[BEGIN Given records]

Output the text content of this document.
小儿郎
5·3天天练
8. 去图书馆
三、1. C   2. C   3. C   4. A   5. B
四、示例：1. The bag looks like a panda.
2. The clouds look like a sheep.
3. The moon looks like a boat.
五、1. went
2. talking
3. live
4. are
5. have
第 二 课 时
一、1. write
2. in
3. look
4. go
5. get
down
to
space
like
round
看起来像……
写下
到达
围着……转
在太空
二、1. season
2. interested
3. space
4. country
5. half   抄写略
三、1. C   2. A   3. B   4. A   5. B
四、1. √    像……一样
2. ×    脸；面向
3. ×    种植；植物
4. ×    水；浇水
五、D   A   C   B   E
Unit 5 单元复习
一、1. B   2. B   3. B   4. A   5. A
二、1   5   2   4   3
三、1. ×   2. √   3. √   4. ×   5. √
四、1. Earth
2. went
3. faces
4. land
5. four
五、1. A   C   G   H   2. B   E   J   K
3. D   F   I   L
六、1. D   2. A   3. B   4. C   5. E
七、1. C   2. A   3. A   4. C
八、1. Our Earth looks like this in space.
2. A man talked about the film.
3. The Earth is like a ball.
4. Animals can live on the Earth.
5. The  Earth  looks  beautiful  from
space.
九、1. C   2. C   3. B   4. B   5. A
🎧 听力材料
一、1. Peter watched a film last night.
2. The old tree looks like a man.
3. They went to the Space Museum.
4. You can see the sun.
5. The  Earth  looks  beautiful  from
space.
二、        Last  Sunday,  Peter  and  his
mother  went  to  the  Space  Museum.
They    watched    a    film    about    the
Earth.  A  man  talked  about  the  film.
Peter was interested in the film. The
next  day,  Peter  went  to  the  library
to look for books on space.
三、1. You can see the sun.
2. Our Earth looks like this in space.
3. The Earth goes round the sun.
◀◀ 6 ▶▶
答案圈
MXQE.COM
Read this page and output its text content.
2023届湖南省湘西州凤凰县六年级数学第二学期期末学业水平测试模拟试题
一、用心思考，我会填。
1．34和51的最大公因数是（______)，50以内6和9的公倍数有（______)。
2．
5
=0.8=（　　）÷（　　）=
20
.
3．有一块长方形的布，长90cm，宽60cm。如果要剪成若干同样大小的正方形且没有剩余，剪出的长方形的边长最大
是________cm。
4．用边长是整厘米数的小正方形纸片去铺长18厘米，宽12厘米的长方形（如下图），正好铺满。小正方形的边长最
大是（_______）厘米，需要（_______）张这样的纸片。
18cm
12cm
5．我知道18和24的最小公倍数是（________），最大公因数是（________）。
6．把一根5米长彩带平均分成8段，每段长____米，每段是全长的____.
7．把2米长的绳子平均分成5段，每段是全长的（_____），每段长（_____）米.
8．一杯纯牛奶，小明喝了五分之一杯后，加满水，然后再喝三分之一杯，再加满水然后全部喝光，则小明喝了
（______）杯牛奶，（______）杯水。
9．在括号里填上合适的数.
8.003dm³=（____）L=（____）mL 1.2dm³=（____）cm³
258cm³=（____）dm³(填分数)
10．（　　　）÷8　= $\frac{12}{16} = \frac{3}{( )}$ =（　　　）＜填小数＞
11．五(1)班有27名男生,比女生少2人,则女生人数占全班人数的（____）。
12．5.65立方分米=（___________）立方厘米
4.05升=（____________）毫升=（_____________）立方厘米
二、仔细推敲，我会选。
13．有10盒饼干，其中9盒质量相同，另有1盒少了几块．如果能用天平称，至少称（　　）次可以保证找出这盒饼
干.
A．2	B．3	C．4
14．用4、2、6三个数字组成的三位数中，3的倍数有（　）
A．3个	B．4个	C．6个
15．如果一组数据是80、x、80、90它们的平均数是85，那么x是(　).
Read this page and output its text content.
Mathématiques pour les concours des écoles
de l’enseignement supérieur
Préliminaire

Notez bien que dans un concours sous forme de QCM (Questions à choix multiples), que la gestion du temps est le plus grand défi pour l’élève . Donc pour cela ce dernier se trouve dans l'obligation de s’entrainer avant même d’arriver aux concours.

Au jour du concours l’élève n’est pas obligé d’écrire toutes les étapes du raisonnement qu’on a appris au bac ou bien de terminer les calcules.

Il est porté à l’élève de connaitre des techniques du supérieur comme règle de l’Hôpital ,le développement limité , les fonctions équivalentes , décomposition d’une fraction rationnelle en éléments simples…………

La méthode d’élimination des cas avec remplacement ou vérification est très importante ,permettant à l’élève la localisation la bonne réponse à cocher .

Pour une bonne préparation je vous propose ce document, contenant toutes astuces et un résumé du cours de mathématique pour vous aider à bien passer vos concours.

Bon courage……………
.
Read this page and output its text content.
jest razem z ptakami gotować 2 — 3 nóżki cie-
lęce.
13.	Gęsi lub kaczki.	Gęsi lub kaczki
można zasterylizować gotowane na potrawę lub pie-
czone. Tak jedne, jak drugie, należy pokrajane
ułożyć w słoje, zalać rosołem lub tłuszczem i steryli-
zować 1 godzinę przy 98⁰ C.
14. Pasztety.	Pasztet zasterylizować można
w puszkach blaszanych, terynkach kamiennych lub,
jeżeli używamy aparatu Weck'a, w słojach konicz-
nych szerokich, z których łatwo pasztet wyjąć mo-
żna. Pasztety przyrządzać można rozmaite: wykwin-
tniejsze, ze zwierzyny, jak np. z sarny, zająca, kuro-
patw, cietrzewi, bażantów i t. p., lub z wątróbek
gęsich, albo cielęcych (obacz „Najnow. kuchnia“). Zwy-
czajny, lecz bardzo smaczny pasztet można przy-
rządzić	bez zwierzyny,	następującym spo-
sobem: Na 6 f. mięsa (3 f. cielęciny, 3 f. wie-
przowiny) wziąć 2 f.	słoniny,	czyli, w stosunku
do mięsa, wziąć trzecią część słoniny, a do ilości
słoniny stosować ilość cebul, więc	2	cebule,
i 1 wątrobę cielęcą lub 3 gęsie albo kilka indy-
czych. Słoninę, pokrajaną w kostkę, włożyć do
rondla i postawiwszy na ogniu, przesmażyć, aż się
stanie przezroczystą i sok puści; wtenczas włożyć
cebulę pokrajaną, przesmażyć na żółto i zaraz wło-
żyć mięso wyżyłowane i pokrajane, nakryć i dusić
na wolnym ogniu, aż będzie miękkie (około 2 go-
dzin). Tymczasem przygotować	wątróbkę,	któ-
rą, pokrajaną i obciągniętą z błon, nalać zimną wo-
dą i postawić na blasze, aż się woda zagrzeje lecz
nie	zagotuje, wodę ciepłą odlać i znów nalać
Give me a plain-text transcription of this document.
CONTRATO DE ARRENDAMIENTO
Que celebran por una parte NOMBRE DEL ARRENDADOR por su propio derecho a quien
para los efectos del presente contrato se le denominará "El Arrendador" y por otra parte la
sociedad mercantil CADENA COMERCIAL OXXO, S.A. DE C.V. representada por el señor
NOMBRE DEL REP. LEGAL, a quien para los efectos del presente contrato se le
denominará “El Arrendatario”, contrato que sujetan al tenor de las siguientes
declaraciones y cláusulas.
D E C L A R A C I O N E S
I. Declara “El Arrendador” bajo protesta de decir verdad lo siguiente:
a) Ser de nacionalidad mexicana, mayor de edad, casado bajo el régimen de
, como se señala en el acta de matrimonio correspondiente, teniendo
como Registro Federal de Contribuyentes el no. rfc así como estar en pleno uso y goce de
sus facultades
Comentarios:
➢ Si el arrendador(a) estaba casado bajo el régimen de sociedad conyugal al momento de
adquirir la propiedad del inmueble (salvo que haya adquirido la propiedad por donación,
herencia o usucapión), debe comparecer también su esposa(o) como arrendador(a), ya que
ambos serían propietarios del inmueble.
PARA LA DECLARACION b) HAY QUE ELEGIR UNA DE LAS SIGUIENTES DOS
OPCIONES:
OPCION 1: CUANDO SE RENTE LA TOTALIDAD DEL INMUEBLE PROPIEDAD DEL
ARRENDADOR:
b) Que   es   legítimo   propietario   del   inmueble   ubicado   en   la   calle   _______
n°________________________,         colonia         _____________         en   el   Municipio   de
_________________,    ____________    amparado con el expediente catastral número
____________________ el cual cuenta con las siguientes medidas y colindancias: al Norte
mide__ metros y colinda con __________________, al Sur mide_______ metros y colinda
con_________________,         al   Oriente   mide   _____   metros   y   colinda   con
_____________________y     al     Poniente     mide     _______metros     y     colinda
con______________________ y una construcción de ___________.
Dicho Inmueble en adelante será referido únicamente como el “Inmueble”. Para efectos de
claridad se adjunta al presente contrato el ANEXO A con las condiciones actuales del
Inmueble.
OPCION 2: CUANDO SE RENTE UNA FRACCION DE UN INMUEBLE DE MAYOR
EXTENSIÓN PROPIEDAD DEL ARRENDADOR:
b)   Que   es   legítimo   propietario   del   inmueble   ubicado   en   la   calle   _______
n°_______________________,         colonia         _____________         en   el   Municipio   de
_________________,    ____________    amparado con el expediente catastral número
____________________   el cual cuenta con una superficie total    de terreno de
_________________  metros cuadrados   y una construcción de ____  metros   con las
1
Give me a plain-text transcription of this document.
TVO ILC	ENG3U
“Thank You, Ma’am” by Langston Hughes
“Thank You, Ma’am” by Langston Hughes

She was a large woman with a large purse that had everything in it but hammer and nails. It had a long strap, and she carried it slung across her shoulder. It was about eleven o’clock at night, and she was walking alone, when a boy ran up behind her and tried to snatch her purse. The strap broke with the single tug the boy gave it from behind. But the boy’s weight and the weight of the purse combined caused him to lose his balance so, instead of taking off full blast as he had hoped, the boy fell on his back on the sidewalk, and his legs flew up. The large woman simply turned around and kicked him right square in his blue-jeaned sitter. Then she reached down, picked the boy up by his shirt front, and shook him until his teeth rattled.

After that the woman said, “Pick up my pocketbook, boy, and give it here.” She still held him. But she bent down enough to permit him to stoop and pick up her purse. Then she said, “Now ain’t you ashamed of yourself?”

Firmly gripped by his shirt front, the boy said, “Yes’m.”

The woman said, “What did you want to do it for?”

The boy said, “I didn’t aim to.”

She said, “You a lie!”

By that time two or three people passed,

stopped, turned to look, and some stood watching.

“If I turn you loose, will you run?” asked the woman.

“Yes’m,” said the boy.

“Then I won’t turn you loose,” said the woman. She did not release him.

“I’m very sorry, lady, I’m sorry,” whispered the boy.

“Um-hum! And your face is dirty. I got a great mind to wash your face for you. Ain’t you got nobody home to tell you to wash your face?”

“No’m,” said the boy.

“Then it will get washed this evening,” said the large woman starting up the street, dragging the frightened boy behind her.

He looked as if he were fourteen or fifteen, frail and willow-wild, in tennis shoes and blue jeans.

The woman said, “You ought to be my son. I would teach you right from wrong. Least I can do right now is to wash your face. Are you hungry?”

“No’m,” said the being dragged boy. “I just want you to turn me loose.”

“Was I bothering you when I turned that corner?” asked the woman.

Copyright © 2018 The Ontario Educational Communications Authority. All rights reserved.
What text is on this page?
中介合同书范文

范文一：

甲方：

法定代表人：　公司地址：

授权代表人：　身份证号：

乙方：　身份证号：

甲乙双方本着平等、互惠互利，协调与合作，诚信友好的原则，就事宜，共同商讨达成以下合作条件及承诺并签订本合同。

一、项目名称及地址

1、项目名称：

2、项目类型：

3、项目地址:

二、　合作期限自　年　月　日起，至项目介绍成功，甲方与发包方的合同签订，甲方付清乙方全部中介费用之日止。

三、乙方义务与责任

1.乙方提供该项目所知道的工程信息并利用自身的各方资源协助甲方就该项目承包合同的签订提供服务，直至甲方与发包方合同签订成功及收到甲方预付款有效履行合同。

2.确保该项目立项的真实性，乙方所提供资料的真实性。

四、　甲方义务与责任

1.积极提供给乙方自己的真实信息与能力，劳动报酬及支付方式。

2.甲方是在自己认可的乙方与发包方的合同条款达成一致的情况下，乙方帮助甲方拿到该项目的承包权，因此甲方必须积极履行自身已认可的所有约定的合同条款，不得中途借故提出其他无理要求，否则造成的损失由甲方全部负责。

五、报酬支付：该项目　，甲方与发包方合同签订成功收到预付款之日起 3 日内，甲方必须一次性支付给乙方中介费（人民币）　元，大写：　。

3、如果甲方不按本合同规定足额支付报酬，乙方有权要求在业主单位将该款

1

[END Given records]

◆ **The problem**
Return exactly the lines from the one containing "What text is on this page?" through the last line of the records above, both included, and nothing else.

◆ **Expected answer**
What text is on this page?
中介合同书范文

范文一：

甲方：

法定代表人：　公司地址：

授权代表人：　身份证号：

乙方：　身份证号：

甲乙双方本着平等、互惠互利，协调与合作，诚信友好的原则，就事宜，共同商讨达成以下合作条件及承诺并签订本合同。

一、项目名称及地址

1、项目名称：

2、项目类型：

3、项目地址:

二、　合作期限自　年　月　日起，至项目介绍成功，甲方与发包方的合同签订，甲方付清乙方全部中介费用之日止。

三、乙方义务与责任

1.乙方提供该项目所知道的工程信息并利用自身的各方资源协助甲方就该项目承包合同的签订提供服务，直至甲方与发包方合同签订成功及收到甲方预付款有效履行合同。

2.确保该项目立项的真实性，乙方所提供资料的真实性。

四、　甲方义务与责任

1.积极提供给乙方自己的真实信息与能力，劳动报酬及支付方式。

2.甲方是在自己认可的乙方与发包方的合同条款达成一致的情况下，乙方帮助甲方拿到该项目的承包权，因此甲方必须积极履行自身已认可的所有约定的合同条款，不得中途借故提出其他无理要求，否则造成的损失由甲方全部负责。

五、报酬支付：该项目　，甲方与发包方合同签订成功收到预付款之日起 3 日内，甲方必须一次性支付给乙方中介费（人民币）　元，大写：　。

3、如果甲方不按本合同规定足额支付报酬，乙方有权要求在业主单位将该款

1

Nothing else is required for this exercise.